-- START Data entries --

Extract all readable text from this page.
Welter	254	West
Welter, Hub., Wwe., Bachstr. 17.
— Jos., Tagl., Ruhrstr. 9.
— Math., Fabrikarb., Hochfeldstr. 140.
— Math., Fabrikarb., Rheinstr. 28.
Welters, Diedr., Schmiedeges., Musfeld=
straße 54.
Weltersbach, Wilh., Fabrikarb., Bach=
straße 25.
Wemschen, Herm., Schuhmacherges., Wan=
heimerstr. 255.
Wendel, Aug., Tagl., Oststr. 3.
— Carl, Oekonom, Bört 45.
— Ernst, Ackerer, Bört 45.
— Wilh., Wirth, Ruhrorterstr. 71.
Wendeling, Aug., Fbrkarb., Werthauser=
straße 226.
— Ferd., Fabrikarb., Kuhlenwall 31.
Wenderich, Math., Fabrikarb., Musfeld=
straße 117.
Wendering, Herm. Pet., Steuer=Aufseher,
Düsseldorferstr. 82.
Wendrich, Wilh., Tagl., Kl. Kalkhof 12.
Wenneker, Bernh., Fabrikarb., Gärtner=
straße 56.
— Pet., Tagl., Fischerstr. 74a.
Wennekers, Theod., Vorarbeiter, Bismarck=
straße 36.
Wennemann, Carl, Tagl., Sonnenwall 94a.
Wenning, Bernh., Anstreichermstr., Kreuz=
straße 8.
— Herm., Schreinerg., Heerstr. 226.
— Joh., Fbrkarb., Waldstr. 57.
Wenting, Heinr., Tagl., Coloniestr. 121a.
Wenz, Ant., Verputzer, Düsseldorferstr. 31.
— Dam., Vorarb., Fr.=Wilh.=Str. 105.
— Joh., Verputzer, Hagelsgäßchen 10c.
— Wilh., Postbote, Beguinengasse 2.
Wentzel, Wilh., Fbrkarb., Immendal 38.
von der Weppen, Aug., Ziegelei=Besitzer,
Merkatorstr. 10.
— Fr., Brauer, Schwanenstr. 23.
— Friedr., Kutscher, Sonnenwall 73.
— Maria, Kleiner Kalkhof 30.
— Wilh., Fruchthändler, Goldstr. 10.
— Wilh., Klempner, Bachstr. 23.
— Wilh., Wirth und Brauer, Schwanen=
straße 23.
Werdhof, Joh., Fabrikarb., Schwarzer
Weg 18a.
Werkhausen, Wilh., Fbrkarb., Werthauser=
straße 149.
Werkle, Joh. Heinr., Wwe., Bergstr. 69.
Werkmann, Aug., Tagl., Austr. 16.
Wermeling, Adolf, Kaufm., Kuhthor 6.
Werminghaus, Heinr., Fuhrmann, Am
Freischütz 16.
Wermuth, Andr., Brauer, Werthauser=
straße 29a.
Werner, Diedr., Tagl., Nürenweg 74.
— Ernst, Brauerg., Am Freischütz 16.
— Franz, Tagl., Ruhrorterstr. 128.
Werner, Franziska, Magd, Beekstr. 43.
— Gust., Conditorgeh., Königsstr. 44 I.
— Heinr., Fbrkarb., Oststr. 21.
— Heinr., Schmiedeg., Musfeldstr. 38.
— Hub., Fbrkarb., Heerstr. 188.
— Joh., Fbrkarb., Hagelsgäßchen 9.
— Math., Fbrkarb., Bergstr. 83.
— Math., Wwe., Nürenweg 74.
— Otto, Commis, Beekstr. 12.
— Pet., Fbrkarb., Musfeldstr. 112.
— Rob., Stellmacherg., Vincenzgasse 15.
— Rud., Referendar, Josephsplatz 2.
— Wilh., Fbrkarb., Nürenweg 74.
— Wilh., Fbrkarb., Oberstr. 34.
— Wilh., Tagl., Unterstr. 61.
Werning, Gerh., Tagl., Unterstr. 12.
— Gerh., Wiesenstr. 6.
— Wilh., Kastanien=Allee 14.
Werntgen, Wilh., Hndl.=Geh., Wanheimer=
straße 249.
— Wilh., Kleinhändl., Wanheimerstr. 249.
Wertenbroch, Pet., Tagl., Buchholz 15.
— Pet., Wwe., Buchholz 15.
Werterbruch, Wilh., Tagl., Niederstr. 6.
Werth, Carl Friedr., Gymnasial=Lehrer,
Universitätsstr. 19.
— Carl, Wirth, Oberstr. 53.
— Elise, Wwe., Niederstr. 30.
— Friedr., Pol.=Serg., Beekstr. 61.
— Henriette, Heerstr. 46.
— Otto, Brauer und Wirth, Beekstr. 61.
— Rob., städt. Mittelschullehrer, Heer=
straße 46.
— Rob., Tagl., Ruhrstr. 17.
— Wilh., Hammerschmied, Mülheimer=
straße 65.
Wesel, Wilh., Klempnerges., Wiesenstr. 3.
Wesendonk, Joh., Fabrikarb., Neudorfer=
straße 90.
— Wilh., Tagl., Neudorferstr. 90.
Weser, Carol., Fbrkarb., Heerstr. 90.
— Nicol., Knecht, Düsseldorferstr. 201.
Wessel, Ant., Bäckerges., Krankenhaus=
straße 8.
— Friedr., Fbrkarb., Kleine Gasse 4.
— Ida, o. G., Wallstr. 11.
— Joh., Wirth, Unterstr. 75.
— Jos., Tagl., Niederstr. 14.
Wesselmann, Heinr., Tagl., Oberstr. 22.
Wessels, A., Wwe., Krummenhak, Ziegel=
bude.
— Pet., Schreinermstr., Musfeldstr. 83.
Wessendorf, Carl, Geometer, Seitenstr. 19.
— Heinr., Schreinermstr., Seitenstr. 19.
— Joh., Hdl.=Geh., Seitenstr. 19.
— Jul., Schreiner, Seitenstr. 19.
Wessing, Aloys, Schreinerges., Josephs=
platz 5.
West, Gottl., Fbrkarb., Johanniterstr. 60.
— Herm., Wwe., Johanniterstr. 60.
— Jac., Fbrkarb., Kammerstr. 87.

-- END Data entries --

» **Exercise aim**:
Using the listing above, retype each line exactly.

» **Task response**:
Extract all readable text from this page.
Welter	254	West
Welter, Hub., Wwe., Bachstr. 17.
— Jos., Tagl., Ruhrstr. 9.
— Math., Fabrikarb., Hochfeldstr. 140.
— Math., Fabrikarb., Rheinstr. 28.
Welters, Diedr., Schmiedeges., Musfeld=
straße 54.
Weltersbach, Wilh., Fabrikarb., Bach=
straße 25.
Wemschen, Herm., Schuhmacherges., Wan=
heimerstr. 255.
Wendel, Aug., Tagl., Oststr. 3.
— Carl, Oekonom, Bört 45.
— Ernst, Ackerer, Bört 45.
— Wilh., Wirth, Ruhrorterstr. 71.
Wendeling, Aug., Fbrkarb., Werthauser=
straße 226.
— Ferd., Fabrikarb., Kuhlenwall 31.
Wenderich, Math., Fabrikarb., Musfeld=
straße 117.
Wendering, Herm. Pet., Steuer=Aufseher,
Düsseldorferstr. 82.
Wendrich, Wilh., Tagl., Kl. Kalkhof 12.
Wenneker, Bernh., Fabrikarb., Gärtner=
straße 56.
— Pet., Tagl., Fischerstr. 74a.
Wennekers, Theod., Vorarbeiter, Bismarck=
straße 36.
Wennemann, Carl, Tagl., Sonnenwall 94a.
Wenning, Bernh., Anstreichermstr., Kreuz=
straße 8.
— Herm., Schreinerg., Heerstr. 226.
— Joh., Fbrkarb., Waldstr. 57.
Wenting, Heinr., Tagl., Coloniestr. 121a.
Wenz, Ant., Verputzer, Düsseldorferstr. 31.
— Dam., Vorarb., Fr.=Wilh.=Str. 105.
— Joh., Verputzer, Hagelsgäßchen 10c.
— Wilh., Postbote, Beguinengasse 2.
Wentzel, Wilh., Fbrkarb., Immendal 38.
von der Weppen, Aug., Ziegelei=Besitzer,
Merkatorstr. 10.
— Fr., Brauer, Schwanenstr. 23.
— Friedr., Kutscher, Sonnenwall 73.
— Maria, Kleiner Kalkhof 30.
— Wilh., Fruchthändler, Goldstr. 10.
— Wilh., Klempner, Bachstr. 23.
— Wilh., Wirth und Brauer, Schwanen=
straße 23.
Werdhof, Joh., Fabrikarb., Schwarzer
Weg 18a.
Werkhausen, Wilh., Fbrkarb., Werthauser=
straße 149.
Werkle, Joh. Heinr., Wwe., Bergstr. 69.
Werkmann, Aug., Tagl., Austr. 16.
Wermeling, Adolf, Kaufm., Kuhthor 6.
Werminghaus, Heinr., Fuhrmann, Am
Freischütz 16.
Wermuth, Andr., Brauer, Werthauser=
straße 29a.
Werner, Diedr., Tagl., Nürenweg 74.
— Ernst, Brauerg., Am Freischütz 16.
— Franz, Tagl., Ruhrorterstr. 128.
Werner, Franziska, Magd, Beekstr. 43.
— Gust., Conditorgeh., Königsstr. 44 I.
— Heinr., Fbrkarb., Oststr. 21.
— Heinr., Schmiedeg., Musfeldstr. 38.
— Hub., Fbrkarb., Heerstr. 188.
— Joh., Fbrkarb., Hagelsgäßchen 9.
— Math., Fbrkarb., Bergstr. 83.
— Math., Wwe., Nürenweg 74.
— Otto, Commis, Beekstr. 12.
— Pet., Fbrkarb., Musfeldstr. 112.
— Rob., Stellmacherg., Vincenzgasse 15.
— Rud., Referendar, Josephsplatz 2.
— Wilh., Fbrkarb., Nürenweg 74.
— Wilh., Fbrkarb., Oberstr. 34.
— Wilh., Tagl., Unterstr. 61.
Werning, Gerh., Tagl., Unterstr. 12.
— Gerh., Wiesenstr. 6.
— Wilh., Kastanien=Allee 14.
Werntgen, Wilh., Hndl.=Geh., Wanheimer=
straße 249.
— Wilh., Kleinhändl., Wanheimerstr. 249.
Wertenbroch, Pet., Tagl., Buchholz 15.
— Pet., Wwe., Buchholz 15.
Werterbruch, Wilh., Tagl., Niederstr. 6.
Werth, Carl Friedr., Gymnasial=Lehrer,
Universitätsstr. 19.
— Carl, Wirth, Oberstr. 53.
— Elise, Wwe., Niederstr. 30.
— Friedr., Pol.=Serg., Beekstr. 61.
— Henriette, Heerstr. 46.
— Otto, Brauer und Wirth, Beekstr. 61.
— Rob., städt. Mittelschullehrer, Heer=
straße 46.
— Rob., Tagl., Ruhrstr. 17.
— Wilh., Hammerschmied, Mülheimer=
straße 65.
Wesel, Wilh., Klempnerges., Wiesenstr. 3.
Wesendonk, Joh., Fabrikarb., Neudorfer=
straße 90.
— Wilh., Tagl., Neudorferstr. 90.
Weser, Carol., Fbrkarb., Heerstr. 90.
— Nicol., Knecht, Düsseldorferstr. 201.
Wessel, Ant., Bäckerges., Krankenhaus=
straße 8.
— Friedr., Fbrkarb., Kleine Gasse 4.
— Ida, o. G., Wallstr. 11.
— Joh., Wirth, Unterstr. 75.
— Jos., Tagl., Niederstr. 14.
Wesselmann, Heinr., Tagl., Oberstr. 22.
Wessels, A., Wwe., Krummenhak, Ziegel=
bude.
— Pet., Schreinermstr., Musfeldstr. 83.
Wessendorf, Carl, Geometer, Seitenstr. 19.
— Heinr., Schreinermstr., Seitenstr. 19.
— Joh., Hdl.=Geh., Seitenstr. 19.
— Jul., Schreiner, Seitenstr. 19.
Wessing, Aloys, Schreinerges., Josephs=
platz 5.
West, Gottl., Fbrkarb., Johanniterstr. 60.
— Herm., Wwe., Johanniterstr. 60.
— Jac., Fbrkarb., Kammerstr. 87.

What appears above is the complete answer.